## Begin

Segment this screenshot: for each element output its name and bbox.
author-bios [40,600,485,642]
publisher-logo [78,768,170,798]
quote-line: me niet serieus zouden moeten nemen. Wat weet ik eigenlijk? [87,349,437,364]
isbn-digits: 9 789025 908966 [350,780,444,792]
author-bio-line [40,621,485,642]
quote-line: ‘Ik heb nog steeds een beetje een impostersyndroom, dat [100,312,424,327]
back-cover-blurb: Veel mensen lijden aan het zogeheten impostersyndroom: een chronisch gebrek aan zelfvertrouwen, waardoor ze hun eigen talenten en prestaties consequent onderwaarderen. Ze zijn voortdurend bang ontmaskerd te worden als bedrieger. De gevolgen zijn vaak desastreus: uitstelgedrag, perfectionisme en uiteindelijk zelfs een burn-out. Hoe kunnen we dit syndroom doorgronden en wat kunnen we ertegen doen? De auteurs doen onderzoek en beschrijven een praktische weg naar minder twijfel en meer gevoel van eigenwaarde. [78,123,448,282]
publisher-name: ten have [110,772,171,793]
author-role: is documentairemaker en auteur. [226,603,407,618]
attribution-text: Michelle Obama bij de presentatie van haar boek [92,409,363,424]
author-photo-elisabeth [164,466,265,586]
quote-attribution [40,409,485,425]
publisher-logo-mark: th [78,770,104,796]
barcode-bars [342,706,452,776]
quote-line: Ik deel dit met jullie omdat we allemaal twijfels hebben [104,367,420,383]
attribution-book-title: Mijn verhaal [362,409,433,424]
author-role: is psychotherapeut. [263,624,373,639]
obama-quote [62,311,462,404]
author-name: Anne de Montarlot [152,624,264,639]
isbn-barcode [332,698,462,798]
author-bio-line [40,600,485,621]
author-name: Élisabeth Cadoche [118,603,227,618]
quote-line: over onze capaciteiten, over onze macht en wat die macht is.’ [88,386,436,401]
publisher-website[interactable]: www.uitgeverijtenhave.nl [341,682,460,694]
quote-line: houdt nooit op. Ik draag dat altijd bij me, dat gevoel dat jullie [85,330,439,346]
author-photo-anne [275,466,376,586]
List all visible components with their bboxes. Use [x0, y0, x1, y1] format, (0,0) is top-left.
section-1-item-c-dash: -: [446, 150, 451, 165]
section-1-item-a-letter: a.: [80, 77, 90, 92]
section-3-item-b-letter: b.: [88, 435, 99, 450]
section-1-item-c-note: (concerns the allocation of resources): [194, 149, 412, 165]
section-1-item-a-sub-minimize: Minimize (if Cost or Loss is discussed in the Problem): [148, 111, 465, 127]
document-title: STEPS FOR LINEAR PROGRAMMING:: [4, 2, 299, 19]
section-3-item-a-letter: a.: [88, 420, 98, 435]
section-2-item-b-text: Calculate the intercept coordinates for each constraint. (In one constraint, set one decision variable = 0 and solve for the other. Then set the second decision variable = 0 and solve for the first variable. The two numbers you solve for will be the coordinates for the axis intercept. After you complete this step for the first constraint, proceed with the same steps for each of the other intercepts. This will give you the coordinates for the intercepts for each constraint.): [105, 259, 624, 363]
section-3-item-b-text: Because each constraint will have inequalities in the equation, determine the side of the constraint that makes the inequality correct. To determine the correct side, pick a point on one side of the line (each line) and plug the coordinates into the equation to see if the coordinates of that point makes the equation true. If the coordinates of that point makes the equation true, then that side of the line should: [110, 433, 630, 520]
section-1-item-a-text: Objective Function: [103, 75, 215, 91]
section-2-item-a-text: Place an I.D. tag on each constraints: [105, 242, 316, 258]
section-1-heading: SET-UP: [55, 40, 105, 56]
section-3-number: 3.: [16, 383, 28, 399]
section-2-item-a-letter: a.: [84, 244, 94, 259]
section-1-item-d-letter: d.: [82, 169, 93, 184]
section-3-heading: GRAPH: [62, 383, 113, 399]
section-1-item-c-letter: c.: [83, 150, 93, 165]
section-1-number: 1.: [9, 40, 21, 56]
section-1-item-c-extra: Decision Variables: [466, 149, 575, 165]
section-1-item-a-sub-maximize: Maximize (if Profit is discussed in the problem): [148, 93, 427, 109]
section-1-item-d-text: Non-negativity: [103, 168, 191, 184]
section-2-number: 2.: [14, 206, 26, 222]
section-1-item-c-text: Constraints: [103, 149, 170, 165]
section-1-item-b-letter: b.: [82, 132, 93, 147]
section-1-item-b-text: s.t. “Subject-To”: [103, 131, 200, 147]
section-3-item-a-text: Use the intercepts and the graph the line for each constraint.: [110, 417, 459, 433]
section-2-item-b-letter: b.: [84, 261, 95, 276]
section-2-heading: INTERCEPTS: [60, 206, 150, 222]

## End

Please copy the lines of the records from the start through the line containing "quote-line: ‘Ik heb", both ends included, without changing them.

Solution to the exercise -
Segment this screenshot: for each element output its name and bbox.
author-bios [40,600,485,642]
publisher-logo [78,768,170,798]
quote-line: me niet serieus zouden moeten nemen. Wat weet ik eigenlijk? [87,349,437,364]
isbn-digits: 9 789025 908966 [350,780,444,792]
author-bio-line [40,621,485,642]
quote-line: ‘Ik heb nog steeds een beetje een impostersyndroom, dat [100,312,424,327]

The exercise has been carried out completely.